- [EXERCISE REQUIREMENTS]
Copy the data exactly as it appears, and do not include any pictures.

- [SUPPLIED DATA]
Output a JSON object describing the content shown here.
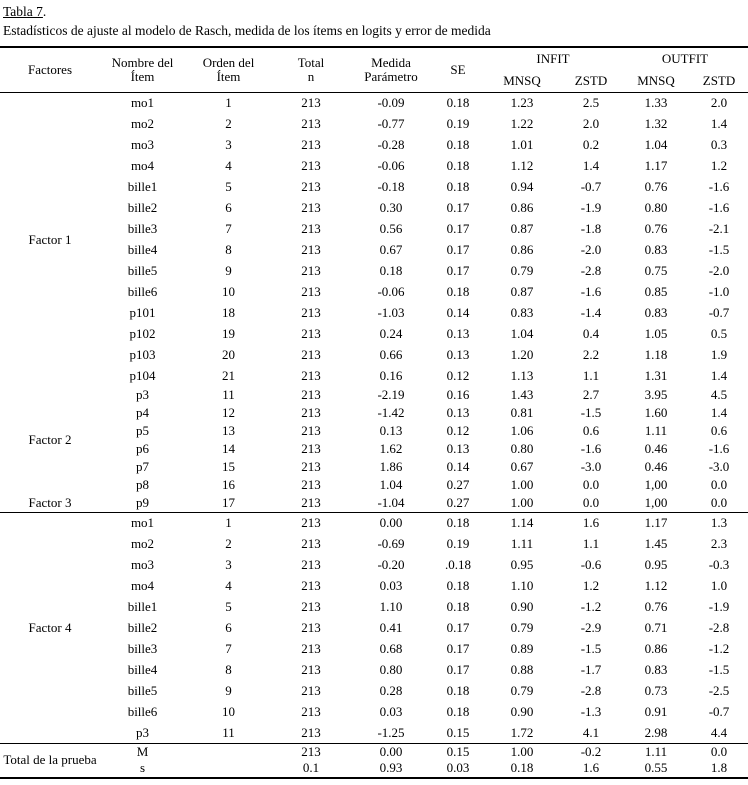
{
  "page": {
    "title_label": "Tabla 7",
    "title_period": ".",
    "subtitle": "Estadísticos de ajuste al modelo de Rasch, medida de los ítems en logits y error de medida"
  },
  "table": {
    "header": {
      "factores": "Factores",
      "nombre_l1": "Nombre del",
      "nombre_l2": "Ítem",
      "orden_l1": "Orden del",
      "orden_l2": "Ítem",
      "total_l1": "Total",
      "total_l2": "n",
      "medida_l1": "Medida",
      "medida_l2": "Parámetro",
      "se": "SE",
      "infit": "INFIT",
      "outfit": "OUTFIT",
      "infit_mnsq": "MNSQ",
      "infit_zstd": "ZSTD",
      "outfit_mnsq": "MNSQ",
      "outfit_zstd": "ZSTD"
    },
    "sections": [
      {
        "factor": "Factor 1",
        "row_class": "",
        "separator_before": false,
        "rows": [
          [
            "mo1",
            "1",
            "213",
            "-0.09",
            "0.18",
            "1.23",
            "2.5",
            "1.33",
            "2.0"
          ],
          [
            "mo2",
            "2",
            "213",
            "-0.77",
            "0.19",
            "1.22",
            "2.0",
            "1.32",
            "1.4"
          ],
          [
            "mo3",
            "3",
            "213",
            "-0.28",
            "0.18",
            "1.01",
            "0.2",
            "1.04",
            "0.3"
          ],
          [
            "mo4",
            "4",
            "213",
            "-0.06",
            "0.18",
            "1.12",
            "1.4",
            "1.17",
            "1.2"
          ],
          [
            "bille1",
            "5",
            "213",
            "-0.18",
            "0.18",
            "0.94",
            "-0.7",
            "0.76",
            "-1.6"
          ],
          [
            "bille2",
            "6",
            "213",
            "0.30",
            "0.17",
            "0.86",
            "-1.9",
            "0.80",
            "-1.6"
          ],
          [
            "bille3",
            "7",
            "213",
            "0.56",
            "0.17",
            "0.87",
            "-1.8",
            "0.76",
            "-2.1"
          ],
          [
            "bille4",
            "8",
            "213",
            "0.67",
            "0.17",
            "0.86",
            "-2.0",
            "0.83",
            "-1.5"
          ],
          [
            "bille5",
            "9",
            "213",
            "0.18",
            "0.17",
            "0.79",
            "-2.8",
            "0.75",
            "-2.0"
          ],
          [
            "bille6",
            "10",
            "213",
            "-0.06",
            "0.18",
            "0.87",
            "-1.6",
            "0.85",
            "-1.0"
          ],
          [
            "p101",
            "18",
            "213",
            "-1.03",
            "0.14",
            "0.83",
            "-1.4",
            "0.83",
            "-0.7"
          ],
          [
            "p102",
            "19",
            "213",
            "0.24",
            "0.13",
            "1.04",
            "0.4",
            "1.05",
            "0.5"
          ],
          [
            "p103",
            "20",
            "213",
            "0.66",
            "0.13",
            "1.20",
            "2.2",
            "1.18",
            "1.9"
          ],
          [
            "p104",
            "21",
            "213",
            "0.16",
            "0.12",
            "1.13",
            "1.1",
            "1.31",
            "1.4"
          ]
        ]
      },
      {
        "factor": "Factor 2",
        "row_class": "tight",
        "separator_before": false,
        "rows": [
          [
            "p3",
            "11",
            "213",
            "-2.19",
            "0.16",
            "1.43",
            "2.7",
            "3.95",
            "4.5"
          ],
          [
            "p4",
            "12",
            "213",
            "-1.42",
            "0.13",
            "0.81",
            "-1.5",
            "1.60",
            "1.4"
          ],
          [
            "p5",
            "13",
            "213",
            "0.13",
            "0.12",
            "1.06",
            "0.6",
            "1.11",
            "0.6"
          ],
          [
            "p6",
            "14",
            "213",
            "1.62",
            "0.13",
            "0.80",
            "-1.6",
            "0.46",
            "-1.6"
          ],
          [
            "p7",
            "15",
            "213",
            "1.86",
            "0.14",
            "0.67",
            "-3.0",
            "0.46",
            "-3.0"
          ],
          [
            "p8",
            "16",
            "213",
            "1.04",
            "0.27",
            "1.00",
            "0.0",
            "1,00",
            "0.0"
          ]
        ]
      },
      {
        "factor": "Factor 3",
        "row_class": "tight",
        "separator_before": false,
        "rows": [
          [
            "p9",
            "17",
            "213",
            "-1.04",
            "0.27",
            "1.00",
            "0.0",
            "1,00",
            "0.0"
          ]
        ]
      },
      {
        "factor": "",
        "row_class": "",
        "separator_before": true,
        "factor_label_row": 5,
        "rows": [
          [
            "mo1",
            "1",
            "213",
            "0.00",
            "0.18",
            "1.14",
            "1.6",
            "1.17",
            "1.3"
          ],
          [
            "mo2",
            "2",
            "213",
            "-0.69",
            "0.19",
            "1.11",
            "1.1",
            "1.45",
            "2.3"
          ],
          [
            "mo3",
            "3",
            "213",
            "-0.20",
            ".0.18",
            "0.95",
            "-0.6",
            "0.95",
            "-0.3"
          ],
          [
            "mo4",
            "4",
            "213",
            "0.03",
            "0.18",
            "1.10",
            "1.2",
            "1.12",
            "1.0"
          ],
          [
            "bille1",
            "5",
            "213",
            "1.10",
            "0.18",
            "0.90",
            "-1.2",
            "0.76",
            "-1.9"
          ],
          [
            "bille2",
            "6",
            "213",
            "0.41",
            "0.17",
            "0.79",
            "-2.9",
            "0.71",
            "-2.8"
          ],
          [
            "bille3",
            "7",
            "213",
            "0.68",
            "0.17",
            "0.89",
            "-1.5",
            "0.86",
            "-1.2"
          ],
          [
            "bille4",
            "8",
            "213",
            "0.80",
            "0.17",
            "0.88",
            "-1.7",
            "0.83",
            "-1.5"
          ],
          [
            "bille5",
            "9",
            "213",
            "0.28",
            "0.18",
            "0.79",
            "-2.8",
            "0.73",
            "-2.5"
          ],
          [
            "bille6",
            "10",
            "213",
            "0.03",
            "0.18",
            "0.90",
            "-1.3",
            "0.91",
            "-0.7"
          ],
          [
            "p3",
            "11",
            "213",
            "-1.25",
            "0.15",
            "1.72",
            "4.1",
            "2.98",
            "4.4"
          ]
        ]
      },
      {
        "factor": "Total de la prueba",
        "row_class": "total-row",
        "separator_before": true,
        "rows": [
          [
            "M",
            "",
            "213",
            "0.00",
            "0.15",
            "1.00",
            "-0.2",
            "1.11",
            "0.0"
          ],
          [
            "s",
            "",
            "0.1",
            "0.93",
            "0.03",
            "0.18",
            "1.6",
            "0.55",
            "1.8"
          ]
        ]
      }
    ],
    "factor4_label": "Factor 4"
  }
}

- [EXERCISE ANSWER]
Output a JSON object describing the content shown here.
{
  "page": {
    "title_label": "Tabla 7",
    "title_period": ".",
    "subtitle": "Estadísticos de ajuste al modelo de Rasch, medida de los ítems en logits y error de medida"
  },
  "table": {
    "header": {
      "factores": "Factores",
      "nombre_l1": "Nombre del",
      "nombre_l2": "Ítem",
      "orden_l1": "Orden del",
      "orden_l2": "Ítem",
      "total_l1": "Total",
      "total_l2": "n",
      "medida_l1": "Medida",
      "medida_l2": "Parámetro",
      "se": "SE",
      "infit": "INFIT",
      "outfit": "OUTFIT",
      "infit_mnsq": "MNSQ",
      "infit_zstd": "ZSTD",
      "outfit_mnsq": "MNSQ",
      "outfit_zstd": "ZSTD"
    },
    "sections": [
      {
        "factor": "Factor 1",
        "row_class": "",
        "separator_before": false,
        "rows": [
          [
            "mo1",
            "1",
            "213",
            "-0.09",
            "0.18",
            "1.23",
            "2.5",
            "1.33",
            "2.0"
          ],
          [
            "mo2",
            "2",
            "213",
            "-0.77",
            "0.19",
            "1.22",
            "2.0",
            "1.32",
            "1.4"
          ],
          [
            "mo3",
            "3",
            "213",
            "-0.28",
            "0.18",
            "1.01",
            "0.2",
            "1.04",
            "0.3"
          ],
          [
            "mo4",
            "4",
            "213",
            "-0.06",
            "0.18",
            "1.12",
            "1.4",
            "1.17",
            "1.2"
          ],
          [
            "bille1",
            "5",
            "213",
            "-0.18",
            "0.18",
            "0.94",
            "-0.7",
            "0.76",
            "-1.6"
          ],
          [
            "bille2",
            "6",
            "213",
            "0.30",
            "0.17",
            "0.86",
            "-1.9",
            "0.80",
            "-1.6"
          ],
          [
            "bille3",
            "7",
            "213",
            "0.56",
            "0.17",
            "0.87",
            "-1.8",
            "0.76",
            "-2.1"
          ],
          [
            "bille4",
            "8",
            "213",
            "0.67",
            "0.17",
            "0.86",
            "-2.0",
            "0.83",
            "-1.5"
          ],
          [
            "bille5",
            "9",
            "213",
            "0.18",
            "0.17",
            "0.79",
            "-2.8",
            "0.75",
            "-2.0"
          ],
          [
            "bille6",
            "10",
            "213",
            "-0.06",
            "0.18",
            "0.87",
            "-1.6",
            "0.85",
            "-1.0"
          ],
          [
            "p101",
            "18",
            "213",
            "-1.03",
            "0.14",
            "0.83",
            "-1.4",
            "0.83",
            "-0.7"
          ],
          [
            "p102",
            "19",
            "213",
            "0.24",
            "0.13",
            "1.04",
            "0.4",
            "1.05",
            "0.5"
          ],
          [
            "p103",
            "20",
            "213",
            "0.66",
            "0.13",
            "1.20",
            "2.2",
            "1.18",
            "1.9"
          ],
          [
            "p104",
            "21",
            "213",
            "0.16",
            "0.12",
            "1.13",
            "1.1",
            "1.31",
            "1.4"
          ]
        ]
      },
      {
        "factor": "Factor 2",
        "row_class": "tight",
        "separator_before": false,
        "rows": [
          [
            "p3",
            "11",
            "213",
            "-2.19",
            "0.16",
            "1.43",
            "2.7",
            "3.95",
            "4.5"
          ],
          [
            "p4",
            "12",
            "213",
            "-1.42",
            "0.13",
            "0.81",
            "-1.5",
            "1.60",
            "1.4"
          ],
          [
            "p5",
            "13",
            "213",
            "0.13",
            "0.12",
            "1.06",
            "0.6",
            "1.11",
            "0.6"
          ],
          [
            "p6",
            "14",
            "213",
            "1.62",
            "0.13",
            "0.80",
            "-1.6",
            "0.46",
            "-1.6"
          ],
          [
            "p7",
            "15",
            "213",
            "1.86",
            "0.14",
            "0.67",
            "-3.0",
            "0.46",
            "-3.0"
          ],
          [
            "p8",
            "16",
            "213",
            "1.04",
            "0.27",
            "1.00",
            "0.0",
            "1,00",
            "0.0"
          ]
        ]
      },
      {
        "factor": "Factor 3",
        "row_class": "tight",
        "separator_before": false,
        "rows": [
          [
            "p9",
            "17",
            "213",
            "-1.04",
            "0.27",
            "1.00",
            "0.0",
            "1,00",
            "0.0"
          ]
        ]
      },
      {
        "factor": "",
        "row_class": "",
        "separator_before": true,
        "factor_label_row": 5,
        "rows": [
          [
            "mo1",
            "1",
            "213",
            "0.00",
            "0.18",
            "1.14",
            "1.6",
            "1.17",
            "1.3"
          ],
          [
            "mo2",
            "2",
            "213",
            "-0.69",
            "0.19",
            "1.11",
            "1.1",
            "1.45",
            "2.3"
          ],
          [
            "mo3",
            "3",
            "213",
            "-0.20",
            ".0.18",
            "0.95",
            "-0.6",
            "0.95",
            "-0.3"
          ],
          [
            "mo4",
            "4",
            "213",
            "0.03",
            "0.18",
            "1.10",
            "1.2",
            "1.12",
            "1.0"
          ],
          [
            "bille1",
            "5",
            "213",
            "1.10",
            "0.18",
            "0.90",
            "-1.2",
            "0.76",
            "-1.9"
          ],
          [
            "bille2",
            "6",
            "213",
            "0.41",
            "0.17",
            "0.79",
            "-2.9",
            "0.71",
            "-2.8"
          ],
          [
            "bille3",
            "7",
            "213",
            "0.68",
            "0.17",
            "0.89",
            "-1.5",
            "0.86",
            "-1.2"
          ],
          [
            "bille4",
            "8",
            "213",
            "0.80",
            "0.17",
            "0.88",
            "-1.7",
            "0.83",
            "-1.5"
          ],
          [
            "bille5",
            "9",
            "213",
            "0.28",
            "0.18",
            "0.79",
            "-2.8",
            "0.73",
            "-2.5"
          ],
          [
            "bille6",
            "10",
            "213",
            "0.03",
            "0.18",
            "0.90",
            "-1.3",
            "0.91",
            "-0.7"
          ],
          [
            "p3",
            "11",
            "213",
            "-1.25",
            "0.15",
            "1.72",
            "4.1",
            "2.98",
            "4.4"
          ]
        ]
      },
      {
        "factor": "Total de la prueba",
        "row_class": "total-row",
        "separator_before": true,
        "rows": [
          [
            "M",
            "",
            "213",
            "0.00",
            "0.15",
            "1.00",
            "-0.2",
            "1.11",
            "0.0"
          ],
          [
            "s",
            "",
            "0.1",
            "0.93",
            "0.03",
            "0.18",
            "1.6",
            "0.55",
            "1.8"
          ]
        ]
      }
    ],
    "factor4_label": "Factor 4"
  }
}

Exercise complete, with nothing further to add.